▸ Task directions
Each line containing the word "title" must be reported.

======== Data lines ========

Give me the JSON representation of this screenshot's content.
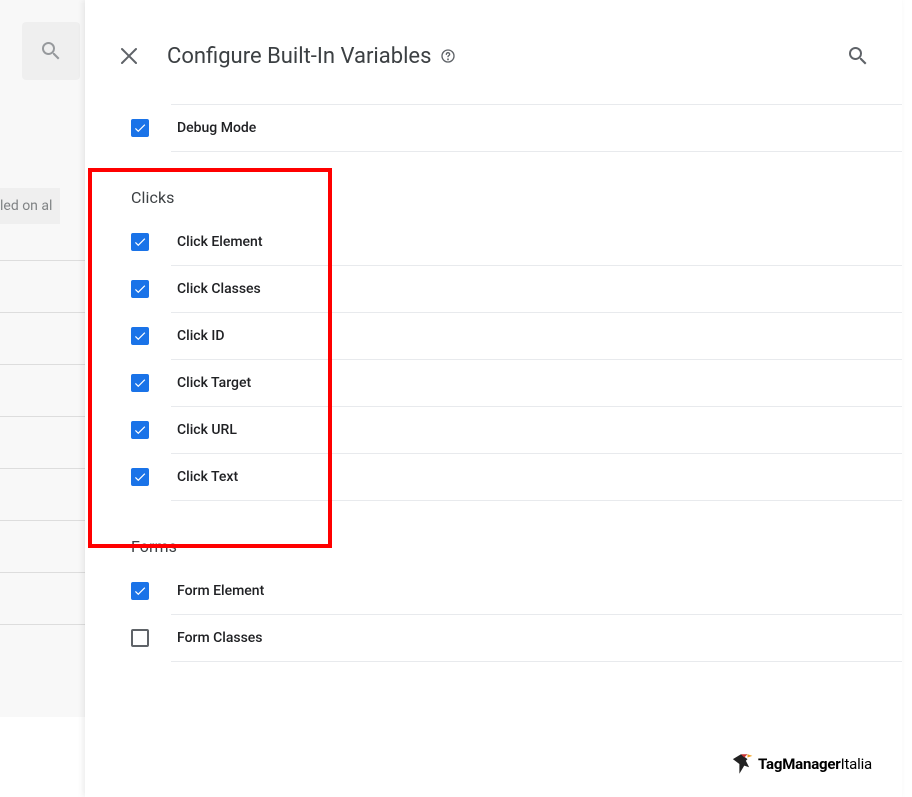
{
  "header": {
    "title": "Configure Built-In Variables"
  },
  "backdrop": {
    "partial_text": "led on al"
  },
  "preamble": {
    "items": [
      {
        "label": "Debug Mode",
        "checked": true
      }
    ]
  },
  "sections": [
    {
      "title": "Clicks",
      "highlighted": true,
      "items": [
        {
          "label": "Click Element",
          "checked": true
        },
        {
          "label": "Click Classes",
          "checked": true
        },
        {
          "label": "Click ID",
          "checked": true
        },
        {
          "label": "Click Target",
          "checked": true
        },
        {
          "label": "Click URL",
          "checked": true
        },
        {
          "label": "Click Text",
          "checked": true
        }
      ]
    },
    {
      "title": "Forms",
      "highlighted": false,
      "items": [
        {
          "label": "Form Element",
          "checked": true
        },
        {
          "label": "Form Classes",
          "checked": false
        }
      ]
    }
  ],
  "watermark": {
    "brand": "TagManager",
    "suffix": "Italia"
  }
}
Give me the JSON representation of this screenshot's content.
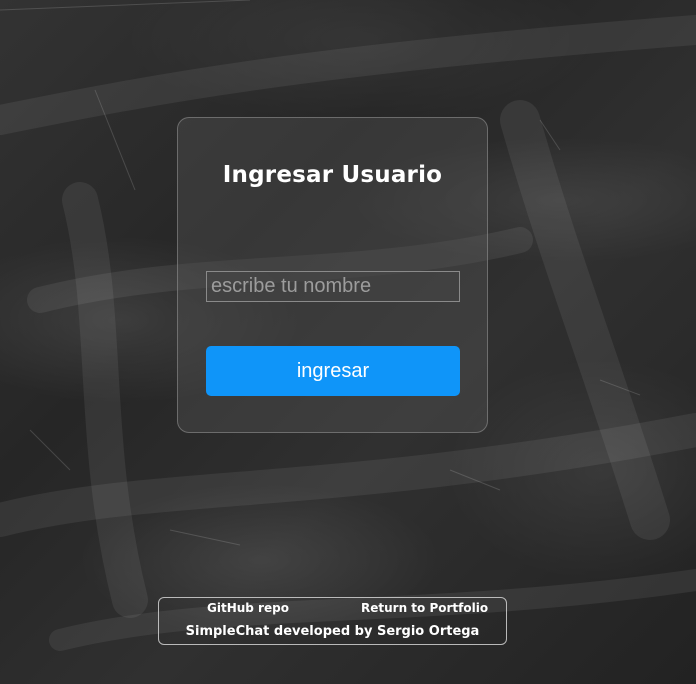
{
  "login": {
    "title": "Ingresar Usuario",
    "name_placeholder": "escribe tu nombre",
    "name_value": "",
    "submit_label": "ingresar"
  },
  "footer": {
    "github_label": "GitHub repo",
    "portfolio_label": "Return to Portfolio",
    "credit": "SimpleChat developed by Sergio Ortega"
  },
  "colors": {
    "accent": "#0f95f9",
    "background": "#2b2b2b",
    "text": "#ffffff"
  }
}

========
======== Data lines ========

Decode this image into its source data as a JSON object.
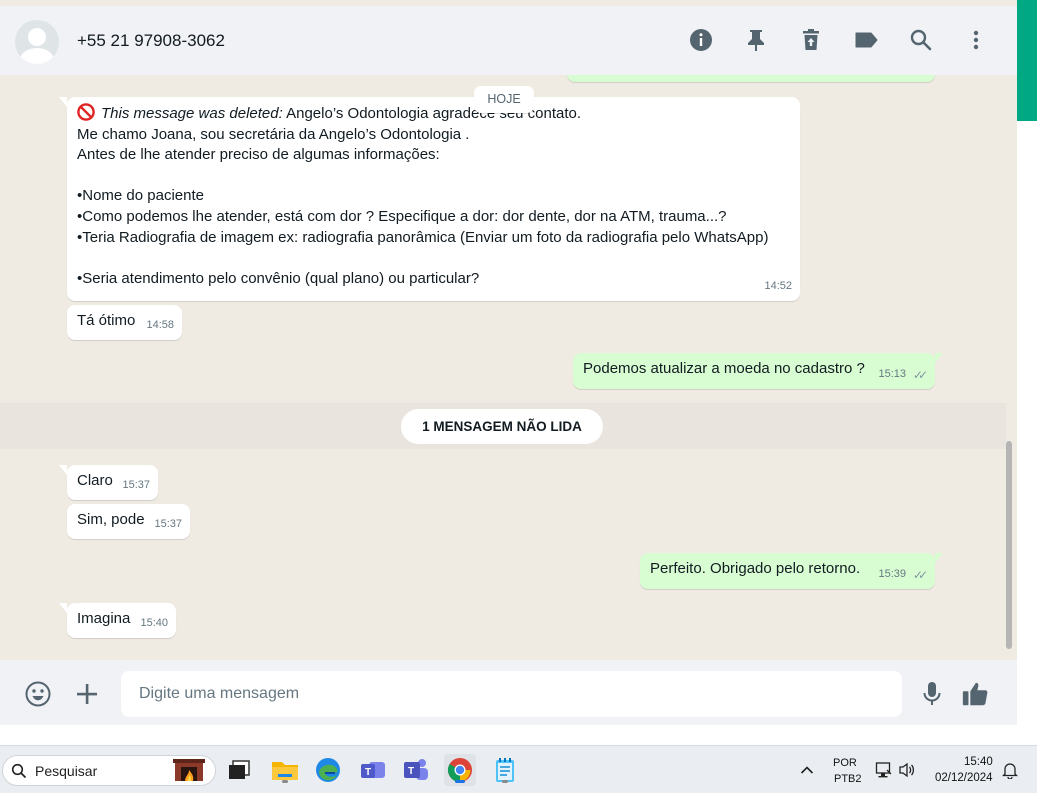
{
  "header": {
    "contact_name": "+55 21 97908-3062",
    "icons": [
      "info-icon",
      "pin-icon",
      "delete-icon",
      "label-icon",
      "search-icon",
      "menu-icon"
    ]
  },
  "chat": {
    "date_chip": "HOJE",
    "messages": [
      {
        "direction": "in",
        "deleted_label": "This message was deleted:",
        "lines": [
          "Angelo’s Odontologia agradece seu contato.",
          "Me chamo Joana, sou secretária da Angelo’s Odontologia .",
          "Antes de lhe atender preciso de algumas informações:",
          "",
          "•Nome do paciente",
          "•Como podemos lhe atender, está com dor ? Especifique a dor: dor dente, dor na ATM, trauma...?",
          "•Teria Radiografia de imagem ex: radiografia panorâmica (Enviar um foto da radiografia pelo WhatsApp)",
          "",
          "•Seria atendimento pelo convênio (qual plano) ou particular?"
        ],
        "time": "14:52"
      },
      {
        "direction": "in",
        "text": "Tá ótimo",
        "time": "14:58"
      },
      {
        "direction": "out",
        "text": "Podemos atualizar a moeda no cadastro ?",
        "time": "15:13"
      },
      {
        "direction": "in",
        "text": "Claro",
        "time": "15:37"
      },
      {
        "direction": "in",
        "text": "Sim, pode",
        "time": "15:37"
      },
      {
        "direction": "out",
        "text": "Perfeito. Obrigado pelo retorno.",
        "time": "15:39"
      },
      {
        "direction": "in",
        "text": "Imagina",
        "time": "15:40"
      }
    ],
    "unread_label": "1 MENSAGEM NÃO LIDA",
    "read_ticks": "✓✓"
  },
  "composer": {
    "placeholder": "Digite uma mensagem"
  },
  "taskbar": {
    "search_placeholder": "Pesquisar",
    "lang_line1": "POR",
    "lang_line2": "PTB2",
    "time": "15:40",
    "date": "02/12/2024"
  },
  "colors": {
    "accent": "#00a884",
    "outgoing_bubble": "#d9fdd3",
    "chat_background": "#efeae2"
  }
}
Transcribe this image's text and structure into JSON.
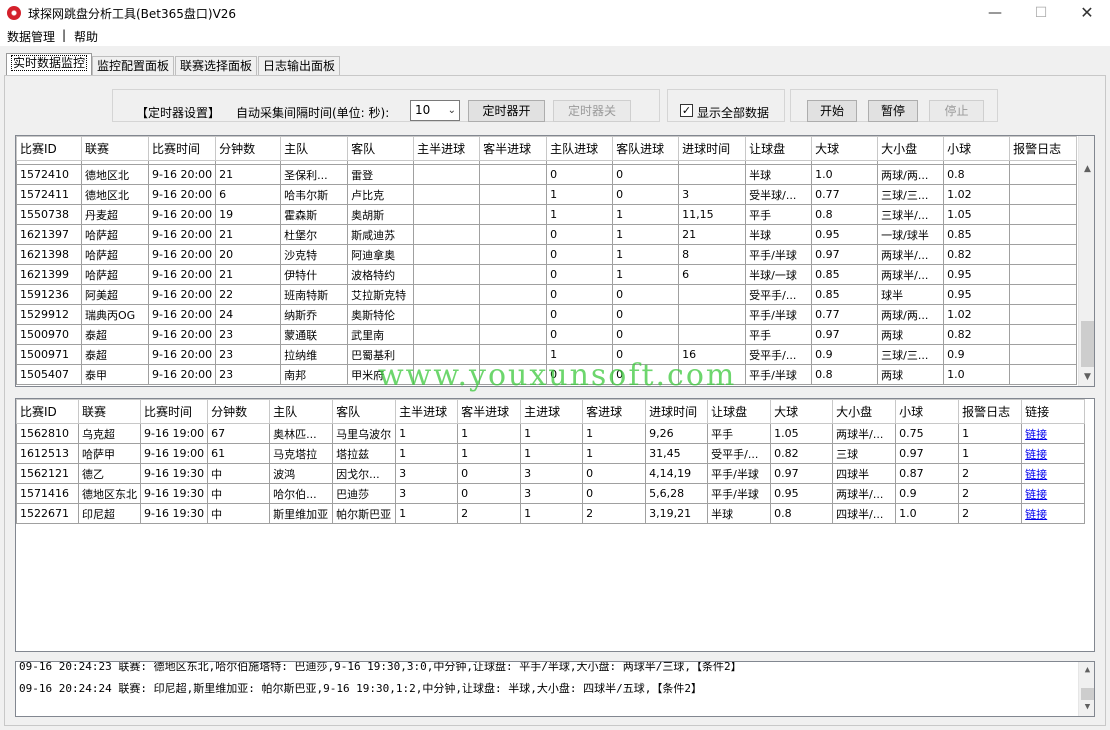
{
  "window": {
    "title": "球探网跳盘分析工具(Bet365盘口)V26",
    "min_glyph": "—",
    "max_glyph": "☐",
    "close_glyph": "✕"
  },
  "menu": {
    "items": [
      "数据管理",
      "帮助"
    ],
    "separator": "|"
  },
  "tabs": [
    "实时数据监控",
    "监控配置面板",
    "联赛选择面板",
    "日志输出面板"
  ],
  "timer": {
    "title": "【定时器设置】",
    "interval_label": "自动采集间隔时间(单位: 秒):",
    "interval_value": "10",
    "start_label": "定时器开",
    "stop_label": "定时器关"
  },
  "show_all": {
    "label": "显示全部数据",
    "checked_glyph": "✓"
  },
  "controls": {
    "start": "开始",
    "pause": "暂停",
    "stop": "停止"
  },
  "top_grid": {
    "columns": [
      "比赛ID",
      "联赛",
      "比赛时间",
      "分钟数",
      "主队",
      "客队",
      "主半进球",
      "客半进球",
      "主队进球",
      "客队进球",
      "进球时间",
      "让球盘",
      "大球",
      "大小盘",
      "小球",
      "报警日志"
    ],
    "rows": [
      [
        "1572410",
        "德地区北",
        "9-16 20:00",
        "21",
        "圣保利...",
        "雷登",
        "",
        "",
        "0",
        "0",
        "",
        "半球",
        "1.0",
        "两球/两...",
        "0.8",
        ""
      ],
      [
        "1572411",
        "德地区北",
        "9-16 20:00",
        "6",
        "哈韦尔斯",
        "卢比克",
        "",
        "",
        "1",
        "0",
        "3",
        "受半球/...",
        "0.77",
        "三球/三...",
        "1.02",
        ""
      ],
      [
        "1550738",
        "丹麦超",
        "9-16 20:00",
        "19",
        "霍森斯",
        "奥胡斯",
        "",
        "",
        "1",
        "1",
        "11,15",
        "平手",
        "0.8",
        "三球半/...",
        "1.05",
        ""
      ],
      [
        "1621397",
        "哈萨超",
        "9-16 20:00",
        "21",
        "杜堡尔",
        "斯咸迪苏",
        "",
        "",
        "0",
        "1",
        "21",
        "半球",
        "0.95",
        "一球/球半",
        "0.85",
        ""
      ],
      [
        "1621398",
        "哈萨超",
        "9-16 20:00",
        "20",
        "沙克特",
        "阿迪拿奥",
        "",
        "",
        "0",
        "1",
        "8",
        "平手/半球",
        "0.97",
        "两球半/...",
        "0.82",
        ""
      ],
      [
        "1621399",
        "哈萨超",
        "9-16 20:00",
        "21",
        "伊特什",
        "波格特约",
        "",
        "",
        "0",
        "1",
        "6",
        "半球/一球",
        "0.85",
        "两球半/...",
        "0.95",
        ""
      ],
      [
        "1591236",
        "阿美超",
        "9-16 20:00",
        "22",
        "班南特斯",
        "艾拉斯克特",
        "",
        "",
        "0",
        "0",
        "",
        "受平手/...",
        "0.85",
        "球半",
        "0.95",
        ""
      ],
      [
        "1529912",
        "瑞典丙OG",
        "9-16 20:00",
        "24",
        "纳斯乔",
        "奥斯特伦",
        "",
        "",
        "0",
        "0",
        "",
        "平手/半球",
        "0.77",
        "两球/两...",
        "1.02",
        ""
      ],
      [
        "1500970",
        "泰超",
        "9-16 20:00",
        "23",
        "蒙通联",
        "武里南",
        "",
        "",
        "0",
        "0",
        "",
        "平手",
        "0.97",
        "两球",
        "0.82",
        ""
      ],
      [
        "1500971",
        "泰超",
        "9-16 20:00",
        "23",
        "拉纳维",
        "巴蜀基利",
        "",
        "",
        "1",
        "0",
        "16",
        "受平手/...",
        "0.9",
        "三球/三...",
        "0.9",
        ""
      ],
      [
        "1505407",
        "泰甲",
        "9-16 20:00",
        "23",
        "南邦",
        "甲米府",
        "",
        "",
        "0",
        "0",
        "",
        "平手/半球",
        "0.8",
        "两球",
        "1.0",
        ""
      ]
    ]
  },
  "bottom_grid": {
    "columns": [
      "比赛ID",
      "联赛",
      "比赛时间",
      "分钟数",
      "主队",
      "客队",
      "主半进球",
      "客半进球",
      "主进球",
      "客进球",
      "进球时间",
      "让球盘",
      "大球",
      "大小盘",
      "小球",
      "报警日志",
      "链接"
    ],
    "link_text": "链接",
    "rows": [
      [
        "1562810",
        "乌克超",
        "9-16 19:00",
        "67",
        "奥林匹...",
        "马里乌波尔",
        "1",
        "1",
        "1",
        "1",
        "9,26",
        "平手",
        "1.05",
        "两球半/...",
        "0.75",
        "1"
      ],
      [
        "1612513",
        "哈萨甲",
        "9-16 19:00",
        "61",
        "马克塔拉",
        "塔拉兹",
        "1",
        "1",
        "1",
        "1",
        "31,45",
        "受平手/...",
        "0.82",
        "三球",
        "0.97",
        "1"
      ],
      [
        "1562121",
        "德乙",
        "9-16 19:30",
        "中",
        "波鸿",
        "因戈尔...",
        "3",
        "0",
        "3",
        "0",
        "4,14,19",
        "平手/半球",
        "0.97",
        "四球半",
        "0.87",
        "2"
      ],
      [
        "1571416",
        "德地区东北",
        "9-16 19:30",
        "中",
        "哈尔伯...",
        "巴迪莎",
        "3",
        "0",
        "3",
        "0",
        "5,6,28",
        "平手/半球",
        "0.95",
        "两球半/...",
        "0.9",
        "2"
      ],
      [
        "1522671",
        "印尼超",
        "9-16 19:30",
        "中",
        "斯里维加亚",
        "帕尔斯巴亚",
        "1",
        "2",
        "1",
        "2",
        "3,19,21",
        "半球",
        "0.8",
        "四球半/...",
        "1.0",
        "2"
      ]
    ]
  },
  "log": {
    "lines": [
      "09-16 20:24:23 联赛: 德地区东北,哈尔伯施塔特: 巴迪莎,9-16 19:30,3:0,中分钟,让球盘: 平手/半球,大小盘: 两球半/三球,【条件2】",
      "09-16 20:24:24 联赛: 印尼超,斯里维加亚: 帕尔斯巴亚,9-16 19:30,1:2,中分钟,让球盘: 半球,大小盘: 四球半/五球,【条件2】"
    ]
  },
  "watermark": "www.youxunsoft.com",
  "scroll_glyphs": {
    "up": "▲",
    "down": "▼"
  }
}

========

▸ Task result
    "title": "Configure Built-In Variables"
      "title": "Clicks",
      "title": "Forms",
    "title": "Ingresar Usuario",
    "title": "球探网跳盘分析工具(Bet365盘口)V26",
    "title": "【定时器设置】",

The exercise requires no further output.